GOAL OF THE EXERCISE:
Check each line of the material below for "заболевания", then copy the ones that contain it.

EXCERPTED RECORDS:
***

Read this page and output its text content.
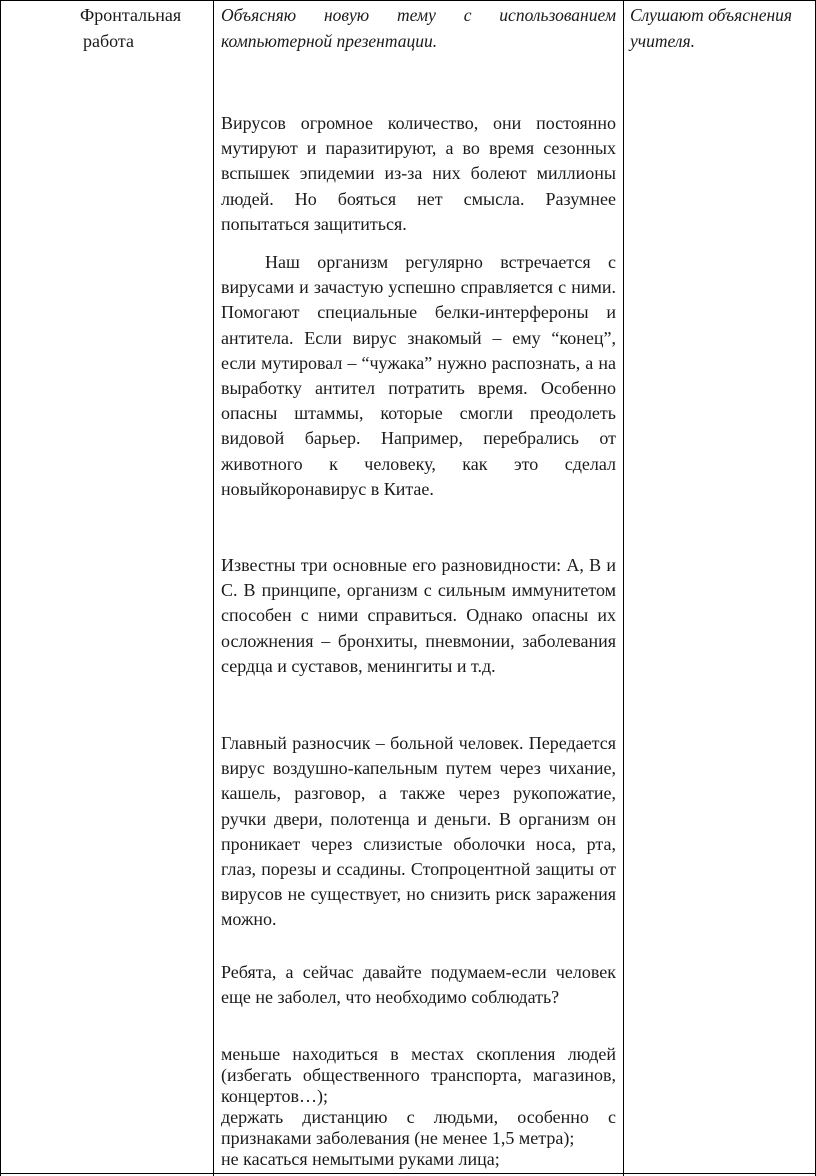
Фронтальная
работа
Объясняю новую тему с использованием компьютерной презентации.
Вирусов огромное количество, они постоянно мутируют и паразитируют, а во время сезонных вспышек эпидемии из-за них болеют миллионы людей. Но бояться нет смысла. Разумнее попытаться защититься.
Наш организм регулярно встречается с вирусами и зачастую успешно справляется с ними. Помогают специальные белки-интерфероны и антитела. Если вирус знакомый – ему “конец”, если мутировал – “чужака” нужно распознать, а на выработку антител потратить время. Особенно опасны штаммы, которые смогли преодолеть видовой барьер. Например, перебрались от животного к человеку, как это сделал новыйкоронавирус в Китае.
Известны три основные его разновидности: А, В и С. В принципе, организм с сильным иммунитетом способен с ними справиться. Однако опасны их осложнения – бронхиты, пневмонии, заболевания сердца и суставов, менингиты и т.д.
Главный разносчик – больной человек. Передается вирус воздушно-капельным путем через чихание, кашель, разговор, а также через рукопожатие, ручки двери, полотенца и деньги. В организм он проникает через слизистые оболочки носа, рта, глаз, порезы и ссадины. Стопроцентной защиты от вирусов не существует, но снизить риск заражения можно.
Ребята, а сейчас давайте подумаем-если человек еще не заболел, что необходимо соблюдать?
меньше находиться в местах скопления людей (избегать общественного транспорта, магазинов, концертов…);
держать дистанцию с людьми, особенно с признаками заболевания (не менее 1,5 метра);
не касаться немытыми руками лица;
Слушают объяснения учителя.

***

ANSWER IN FULL:
Известны три основные его разновидности: А, В и С. В принципе, организм с сильным иммунитетом способен с ними справиться. Однако опасны их осложнения – бронхиты, пневмонии, заболевания сердца и суставов, менингиты и т.д.
держать дистанцию с людьми, особенно с признаками заболевания (не менее 1,5 метра);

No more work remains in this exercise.